[Records contained in a dataset]
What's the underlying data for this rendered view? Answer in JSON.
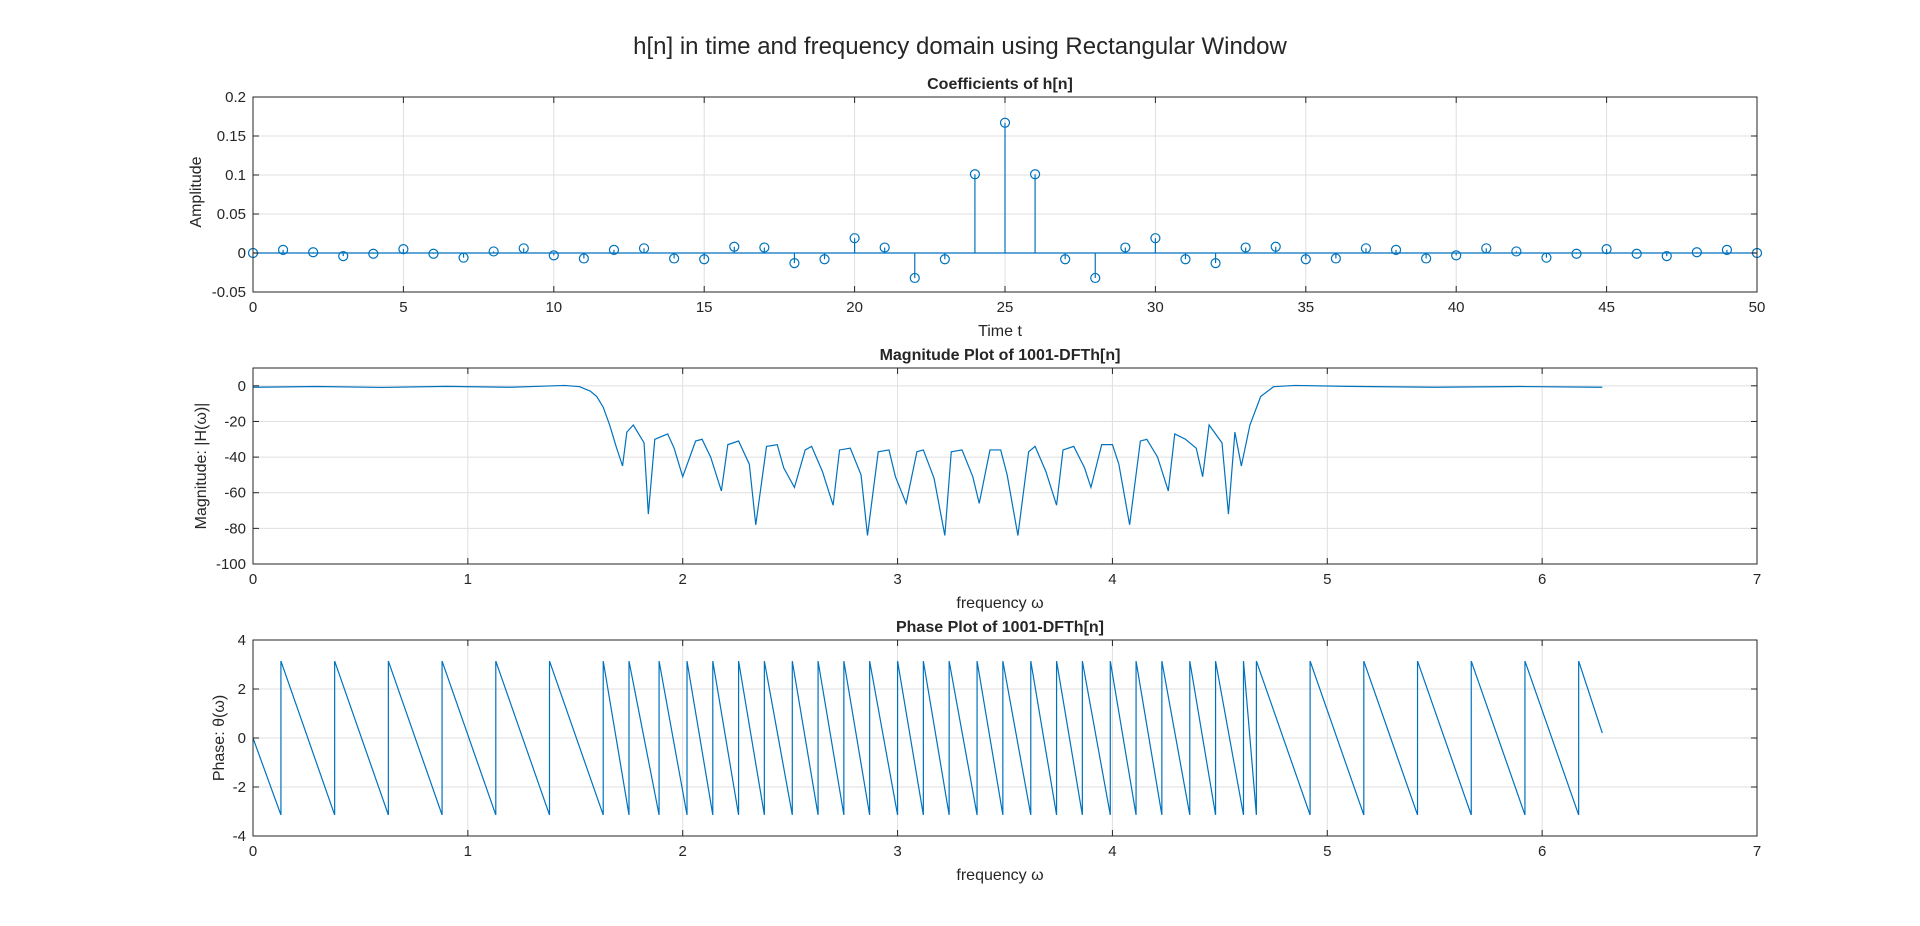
{
  "figure": {
    "title": "h[n] in time and frequency domain using Rectangular Window",
    "series_color": "#0072BD"
  },
  "chart_data": [
    {
      "type": "stem",
      "title": "Coefficients of h[n]",
      "xlabel": "Time t",
      "ylabel": "Amplitude",
      "xlim": [
        0,
        50
      ],
      "ylim": [
        -0.05,
        0.2
      ],
      "xticks": [
        0,
        5,
        10,
        15,
        20,
        25,
        30,
        35,
        40,
        45,
        50
      ],
      "yticks": [
        -0.05,
        0,
        0.05,
        0.1,
        0.15,
        0.2
      ],
      "grid": true,
      "series": [
        {
          "x": [
            0,
            1,
            2,
            3,
            4,
            5,
            6,
            7,
            8,
            9,
            10,
            11,
            12,
            13,
            14,
            15,
            16,
            17,
            18,
            19,
            20,
            21,
            22,
            23,
            24,
            25,
            26,
            27,
            28,
            29,
            30,
            31,
            32,
            33,
            34,
            35,
            36,
            37,
            38,
            39,
            40,
            41,
            42,
            43,
            44,
            45,
            46,
            47,
            48,
            49,
            50
          ],
          "y": [
            0,
            0.004,
            0.001,
            -0.004,
            -0.001,
            0.005,
            -0.001,
            -0.006,
            0.002,
            0.006,
            -0.003,
            -0.007,
            0.004,
            0.006,
            -0.007,
            -0.008,
            0.008,
            0.007,
            -0.013,
            -0.008,
            0.019,
            0.007,
            -0.032,
            -0.008,
            0.101,
            0.167,
            0.101,
            -0.008,
            -0.032,
            0.007,
            0.019,
            -0.008,
            -0.013,
            0.007,
            0.008,
            -0.008,
            -0.007,
            0.006,
            0.004,
            -0.007,
            -0.003,
            0.006,
            0.002,
            -0.006,
            -0.001,
            0.005,
            -0.001,
            -0.004,
            0.001,
            0.004,
            0
          ]
        }
      ]
    },
    {
      "type": "line",
      "title": "Magnitude Plot of 1001-DFTh[n]",
      "xlabel": "frequency ω",
      "ylabel": "Magnitude: |H(ω)|",
      "xlim": [
        0,
        7
      ],
      "ylim": [
        -100,
        10
      ],
      "xticks": [
        0,
        1,
        2,
        3,
        4,
        5,
        6,
        7
      ],
      "yticks": [
        -100,
        -80,
        -60,
        -40,
        -20,
        0
      ],
      "grid": true,
      "series": [
        {
          "x": [
            0,
            0.3,
            0.6,
            0.9,
            1.2,
            1.35,
            1.45,
            1.52,
            1.57,
            1.6,
            1.63,
            1.66,
            1.69,
            1.72,
            1.74,
            1.77,
            1.82,
            1.84,
            1.87,
            1.93,
            1.96,
            2.0,
            2.06,
            2.09,
            2.13,
            2.18,
            2.21,
            2.26,
            2.31,
            2.34,
            2.39,
            2.44,
            2.47,
            2.52,
            2.57,
            2.6,
            2.65,
            2.7,
            2.73,
            2.78,
            2.83,
            2.86,
            2.91,
            2.96,
            2.99,
            3.04,
            3.09,
            3.12,
            3.17,
            3.22,
            3.25,
            3.3,
            3.35,
            3.38,
            3.43,
            3.48,
            3.51,
            3.56,
            3.61,
            3.64,
            3.69,
            3.74,
            3.77,
            3.82,
            3.87,
            3.9,
            3.95,
            4.0,
            4.03,
            4.08,
            4.13,
            4.16,
            4.21,
            4.26,
            4.29,
            4.34,
            4.39,
            4.42,
            4.45,
            4.51,
            4.54,
            4.57,
            4.6,
            4.64,
            4.69,
            4.75,
            4.85,
            5.1,
            5.5,
            5.9,
            6.28
          ],
          "y": [
            -0.8,
            -0.4,
            -0.9,
            -0.3,
            -0.8,
            -0.2,
            0.2,
            -0.5,
            -3,
            -6,
            -12,
            -22,
            -34,
            -45,
            -26,
            -22,
            -32,
            -72,
            -30,
            -27,
            -35,
            -51,
            -31,
            -30,
            -40,
            -59,
            -33,
            -31,
            -44,
            -78,
            -34,
            -33,
            -46,
            -57,
            -36,
            -34,
            -48,
            -67,
            -36,
            -35,
            -50,
            -84,
            -37,
            -36,
            -51,
            -66,
            -37,
            -36,
            -52,
            -84,
            -37,
            -36,
            -51,
            -66,
            -36,
            -36,
            -50,
            -84,
            -37,
            -34,
            -48,
            -67,
            -36,
            -34,
            -46,
            -57,
            -33,
            -33,
            -44,
            -78,
            -31,
            -30,
            -40,
            -59,
            -27,
            -30,
            -35,
            -51,
            -22,
            -32,
            -72,
            -26,
            -45,
            -22,
            -6,
            -0.5,
            0.2,
            -0.3,
            -0.8,
            -0.4,
            -0.8
          ]
        }
      ]
    },
    {
      "type": "line",
      "title": "Phase Plot of 1001-DFTh[n]",
      "xlabel": "frequency ω",
      "ylabel": "Phase: θ(ω)",
      "xlim": [
        0,
        7
      ],
      "ylim": [
        -4,
        4
      ],
      "xticks": [
        0,
        1,
        2,
        3,
        4,
        5,
        6,
        7
      ],
      "yticks": [
        -4,
        -2,
        0,
        2,
        4
      ],
      "grid": true,
      "wrap_points": [
        0.13,
        0.38,
        0.63,
        0.88,
        1.13,
        1.38,
        1.63,
        1.75,
        1.89,
        2.02,
        2.14,
        2.26,
        2.38,
        2.51,
        2.63,
        2.75,
        2.87,
        3.0,
        3.12,
        3.24,
        3.37,
        3.49,
        3.62,
        3.74,
        3.86,
        3.99,
        4.11,
        4.23,
        4.36,
        4.48,
        4.61,
        4.67,
        4.92,
        5.17,
        5.42,
        5.67,
        5.92,
        6.17
      ],
      "series": [
        {
          "x_start": 0,
          "y_start": 0,
          "x_end": 6.28,
          "y_end": 0.2,
          "peak": 3.14,
          "trough": -3.14
        }
      ]
    }
  ]
}
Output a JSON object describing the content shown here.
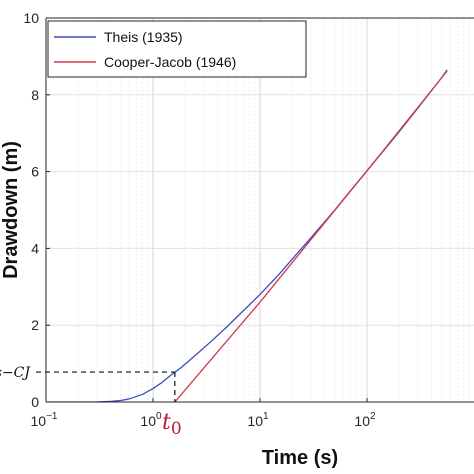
{
  "chart_data": {
    "type": "line",
    "xlabel": "Time (s)",
    "ylabel": "Drawdown (m)",
    "xscale": "log",
    "xlim": [
      0.1,
      1000
    ],
    "ylim": [
      0,
      10
    ],
    "grid": true,
    "legend_position": "top-left",
    "x_tick_labels": [
      {
        "base": "10",
        "exp": "−1",
        "value": 0.1
      },
      {
        "base": "10",
        "exp": "0",
        "value": 1
      },
      {
        "base": "10",
        "exp": "1",
        "value": 10
      },
      {
        "base": "10",
        "exp": "2",
        "value": 100
      }
    ],
    "y_ticks": [
      0,
      2,
      4,
      6,
      8,
      10
    ],
    "y_tick_labels": [
      "0",
      "2",
      "4",
      "6",
      "8",
      "10"
    ],
    "series": [
      {
        "name": "Theis (1935)",
        "color": "#3b4cc0",
        "points": [
          [
            0.1,
            0.0
          ],
          [
            0.2,
            0.0
          ],
          [
            0.3,
            0.003
          ],
          [
            0.4,
            0.015
          ],
          [
            0.5,
            0.04
          ],
          [
            0.6,
            0.08
          ],
          [
            0.8,
            0.2
          ],
          [
            1.0,
            0.35
          ],
          [
            1.2,
            0.5
          ],
          [
            1.5,
            0.72
          ],
          [
            1.8,
            0.88
          ],
          [
            2.5,
            1.22
          ],
          [
            3.5,
            1.58
          ],
          [
            5,
            1.98
          ],
          [
            7,
            2.38
          ],
          [
            10,
            2.8
          ],
          [
            15,
            3.32
          ],
          [
            20,
            3.72
          ],
          [
            30,
            4.28
          ],
          [
            50,
            5.0
          ],
          [
            70,
            5.5
          ],
          [
            100,
            6.02
          ],
          [
            200,
            7.04
          ],
          [
            300,
            7.66
          ],
          [
            500,
            8.45
          ],
          [
            560,
            8.65
          ]
        ]
      },
      {
        "name": "Cooper-Jacob (1946)",
        "color": "#d0394f",
        "points": [
          [
            1.6,
            0.0
          ],
          [
            10,
            2.6
          ],
          [
            100,
            6.02
          ],
          [
            560,
            8.62
          ]
        ]
      }
    ],
    "annotations": {
      "t0": {
        "text": "t",
        "sub": "0",
        "x": 1.6,
        "color": "#c0182e"
      },
      "dashed_level": {
        "text": "s−CJ",
        "y": 0.78,
        "x_end": 1.6
      }
    }
  }
}
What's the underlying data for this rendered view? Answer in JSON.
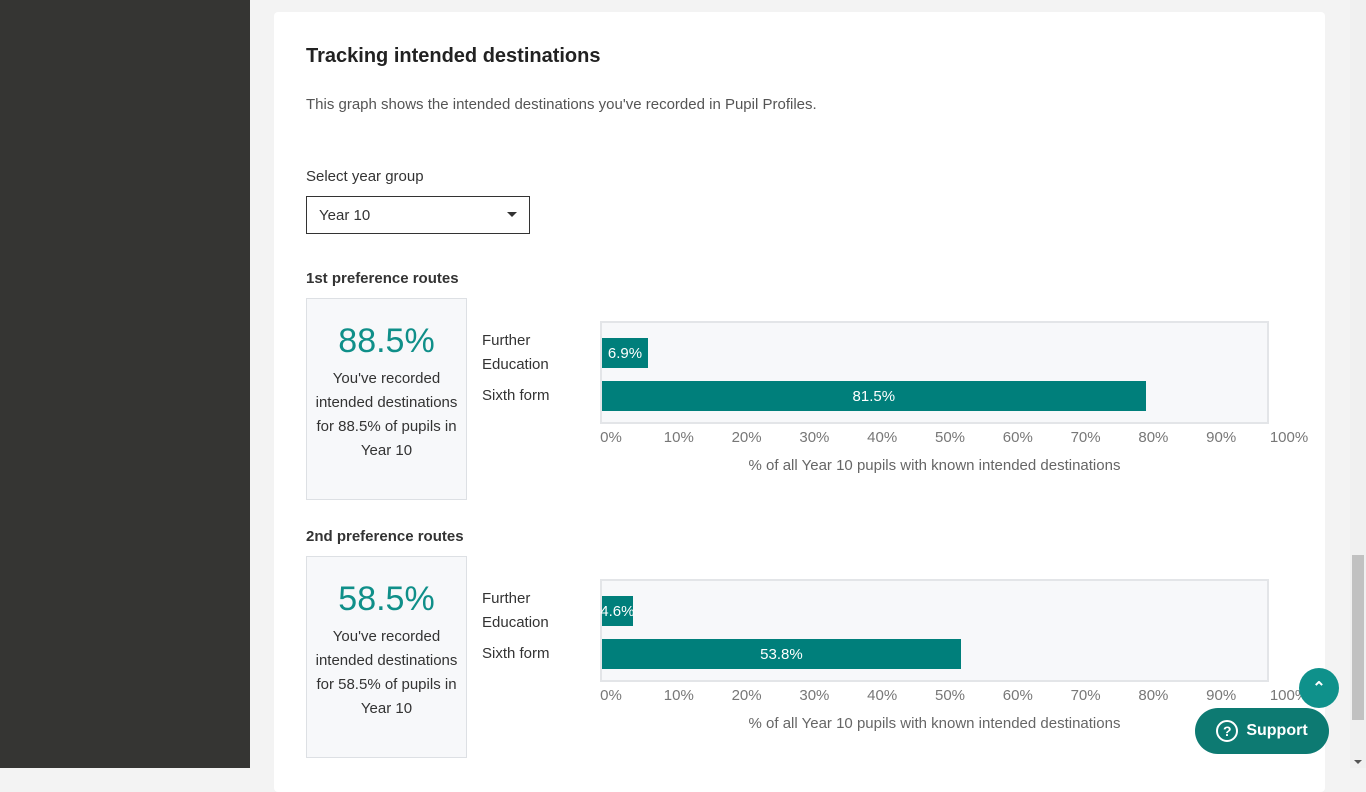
{
  "title": "Tracking intended destinations",
  "description": "This graph shows the intended destinations you've recorded in Pupil Profiles.",
  "year_select": {
    "label": "Select year group",
    "value": "Year 10"
  },
  "colors": {
    "bar": "#007f7b",
    "accent": "#0f8f89"
  },
  "buttons": {
    "support": "Support",
    "support_icon": "question-circle-icon",
    "top_icon": "chevron-up-icon"
  },
  "sections": [
    {
      "heading": "1st preference routes",
      "stat": "88.5%",
      "stat_text": "You've recorded intended destinations for 88.5% of pupils in Year 10"
    },
    {
      "heading": "2nd preference routes",
      "stat": "58.5%",
      "stat_text": "You've recorded intended destinations for 58.5% of pupils in Year 10"
    }
  ],
  "chart_data": [
    {
      "type": "bar",
      "orientation": "horizontal",
      "categories": [
        "Further Education",
        "Sixth form"
      ],
      "values": [
        6.9,
        81.5
      ],
      "labels": [
        "6.9%",
        "81.5%"
      ],
      "xlabel": "% of all Year 10 pupils with known intended destinations",
      "xlim": [
        0,
        100
      ],
      "ticks": [
        "0%",
        "10%",
        "20%",
        "30%",
        "40%",
        "50%",
        "60%",
        "70%",
        "80%",
        "90%",
        "100%"
      ]
    },
    {
      "type": "bar",
      "orientation": "horizontal",
      "categories": [
        "Further Education",
        "Sixth form"
      ],
      "values": [
        4.6,
        53.8
      ],
      "labels": [
        "4.6%",
        "53.8%"
      ],
      "xlabel": "% of all Year 10 pupils with known intended destinations",
      "xlim": [
        0,
        100
      ],
      "ticks": [
        "0%",
        "10%",
        "20%",
        "30%",
        "40%",
        "50%",
        "60%",
        "70%",
        "80%",
        "90%",
        "100%"
      ]
    }
  ]
}
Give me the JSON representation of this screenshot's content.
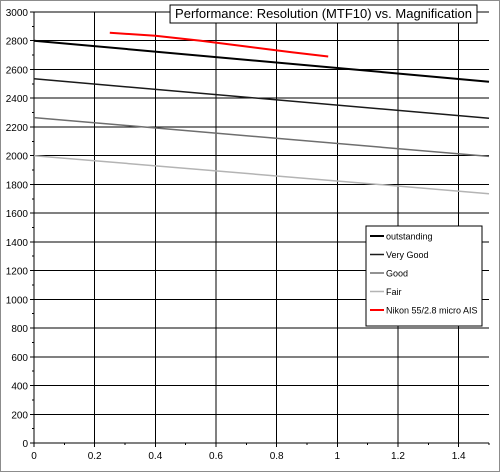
{
  "chart_data": {
    "type": "line",
    "title": "Performance: Resolution (MTF10) vs. Magnification",
    "xlabel": "",
    "ylabel": "",
    "xlim": [
      0,
      1.5
    ],
    "ylim": [
      0,
      3000
    ],
    "x_ticks": [
      "0",
      "0.2",
      "0.4",
      "0.6",
      "0.8",
      "1",
      "1.2",
      "1.4"
    ],
    "y_ticks": [
      "0",
      "200",
      "400",
      "600",
      "800",
      "1000",
      "1200",
      "1400",
      "1600",
      "1800",
      "2000",
      "2200",
      "2400",
      "2600",
      "2800",
      "3000"
    ],
    "grid": true,
    "legend_position": "right",
    "series": [
      {
        "name": "outstanding",
        "color": "#000000",
        "x": [
          0,
          1.5
        ],
        "y": [
          2800,
          2515
        ]
      },
      {
        "name": "Very Good",
        "color": "#1a1a1a",
        "x": [
          0,
          1.5
        ],
        "y": [
          2535,
          2260
        ]
      },
      {
        "name": "Good",
        "color": "#6e6e6e",
        "x": [
          0,
          1.5
        ],
        "y": [
          2265,
          1995
        ]
      },
      {
        "name": "Fair",
        "color": "#b4b4b4",
        "x": [
          0,
          1.5
        ],
        "y": [
          2000,
          1735
        ]
      },
      {
        "name": "Nikon 55/2.8 micro AIS",
        "color": "#ff0000",
        "x": [
          0.25,
          0.4,
          0.55,
          0.7,
          0.85,
          0.97
        ],
        "y": [
          2855,
          2835,
          2800,
          2760,
          2720,
          2690
        ]
      }
    ]
  }
}
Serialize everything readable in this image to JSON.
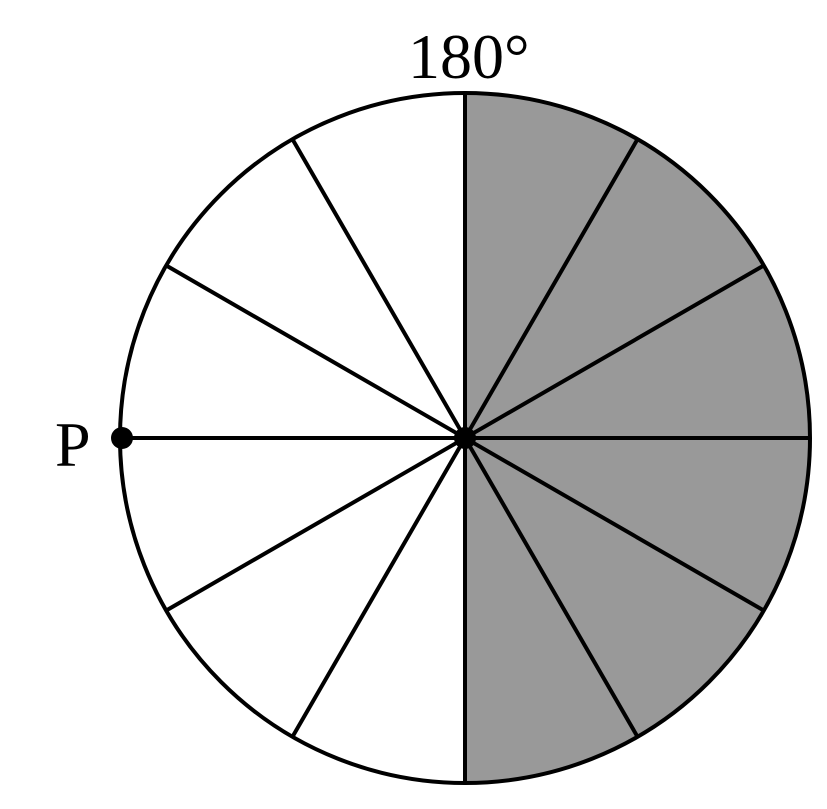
{
  "top_label": "180°",
  "point_label": "P",
  "sectors": 12,
  "shaded_sectors": 6,
  "shade_color": "#999999"
}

= Instruction =
Say how many lines in this listing hold the string "pupils", giving the count and nothing more.

= Expected output =
4